**AVAILABLE RECORDS**.
>>>
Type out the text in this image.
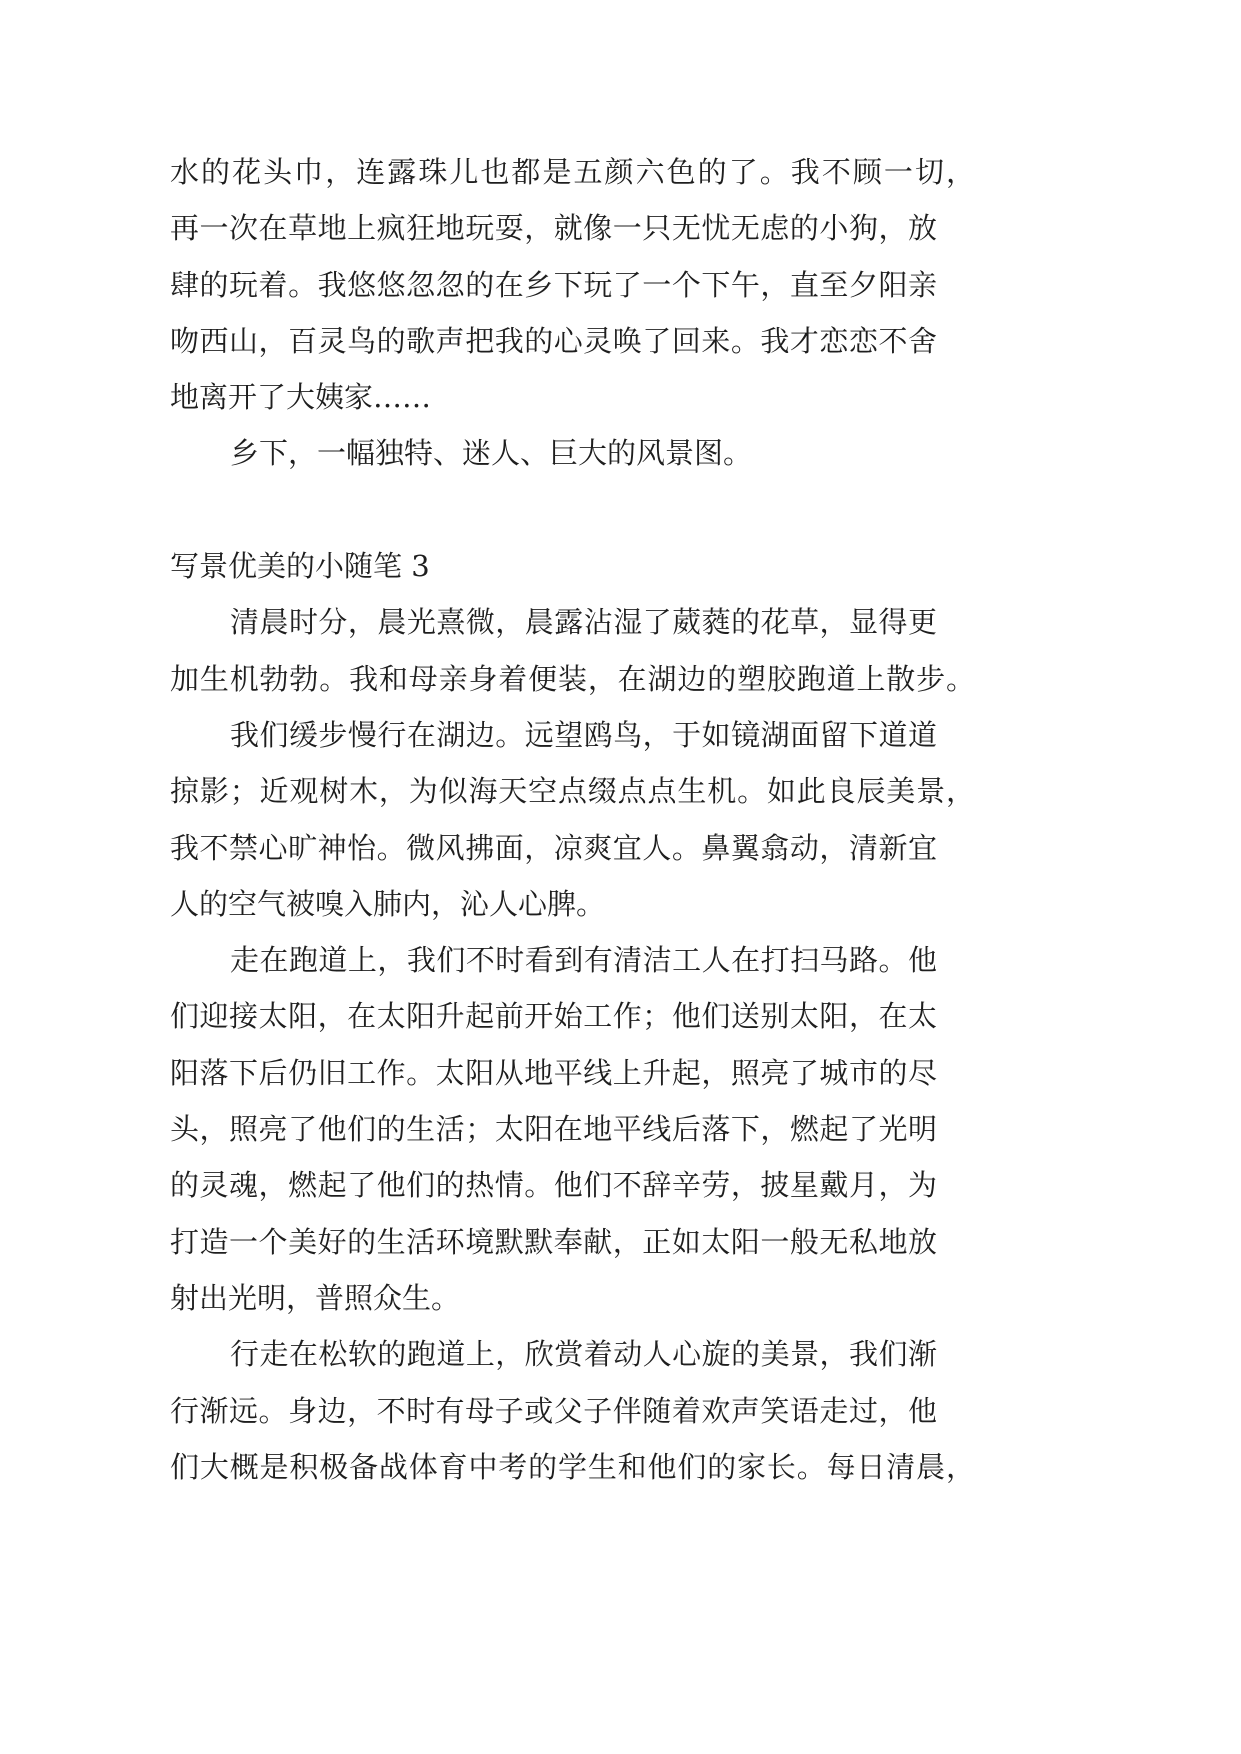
水的花头巾，连露珠儿也都是五颜六色的了。我不顾一切，
再一次在草地上疯狂地玩耍，就像一只无忧无虑的小狗，放
肆的玩着。我悠悠忽忽的在乡下玩了一个下午，直至夕阳亲
吻西山，百灵鸟的歌声把我的心灵唤了回来。我才恋恋不舍
地离开了大姨家……
乡下，一幅独特、迷人、巨大的风景图。
写景优美的小随笔 3
清晨时分，晨光熹微，晨露沾湿了葳蕤的花草，显得更
加生机勃勃。我和母亲身着便装，在湖边的塑胶跑道上散步。
我们缓步慢行在湖边。远望鸥鸟，于如镜湖面留下道道
掠影；近观树木，为似海天空点缀点点生机。如此良辰美景，
我不禁心旷神怡。微风拂面，凉爽宜人。鼻翼翕动，清新宜
人的空气被嗅入肺内，沁人心脾。
走在跑道上，我们不时看到有清洁工人在打扫马路。他
们迎接太阳，在太阳升起前开始工作；他们送别太阳，在太
阳落下后仍旧工作。太阳从地平线上升起，照亮了城市的尽
头，照亮了他们的生活；太阳在地平线后落下，燃起了光明
的灵魂，燃起了他们的热情。他们不辞辛劳，披星戴月，为
打造一个美好的生活环境默默奉献，正如太阳一般无私地放
射出光明，普照众生。
行走在松软的跑道上，欣赏着动人心旋的美景，我们渐
行渐远。身边，不时有母子或父子伴随着欢声笑语走过，他
们大概是积极备战体育中考的学生和他们的家长。每日清晨，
<<<
**STATED EXERCISE**.
Omit the pictures and restate the rest of the records verbatim.

**OUTPUT BELOW**.
Type out the text in this image.
水的花头巾，连露珠儿也都是五颜六色的了。我不顾一切，
再一次在草地上疯狂地玩耍，就像一只无忧无虑的小狗，放
肆的玩着。我悠悠忽忽的在乡下玩了一个下午，直至夕阳亲
吻西山，百灵鸟的歌声把我的心灵唤了回来。我才恋恋不舍
地离开了大姨家……
乡下，一幅独特、迷人、巨大的风景图。
写景优美的小随笔 3
清晨时分，晨光熹微，晨露沾湿了葳蕤的花草，显得更
加生机勃勃。我和母亲身着便装，在湖边的塑胶跑道上散步。
我们缓步慢行在湖边。远望鸥鸟，于如镜湖面留下道道
掠影；近观树木，为似海天空点缀点点生机。如此良辰美景，
我不禁心旷神怡。微风拂面，凉爽宜人。鼻翼翕动，清新宜
人的空气被嗅入肺内，沁人心脾。
走在跑道上，我们不时看到有清洁工人在打扫马路。他
们迎接太阳，在太阳升起前开始工作；他们送别太阳，在太
阳落下后仍旧工作。太阳从地平线上升起，照亮了城市的尽
头，照亮了他们的生活；太阳在地平线后落下，燃起了光明
的灵魂，燃起了他们的热情。他们不辞辛劳，披星戴月，为
打造一个美好的生活环境默默奉献，正如太阳一般无私地放
射出光明，普照众生。
行走在松软的跑道上，欣赏着动人心旋的美景，我们渐
行渐远。身边，不时有母子或父子伴随着欢声笑语走过，他
们大概是积极备战体育中考的学生和他们的家长。每日清晨，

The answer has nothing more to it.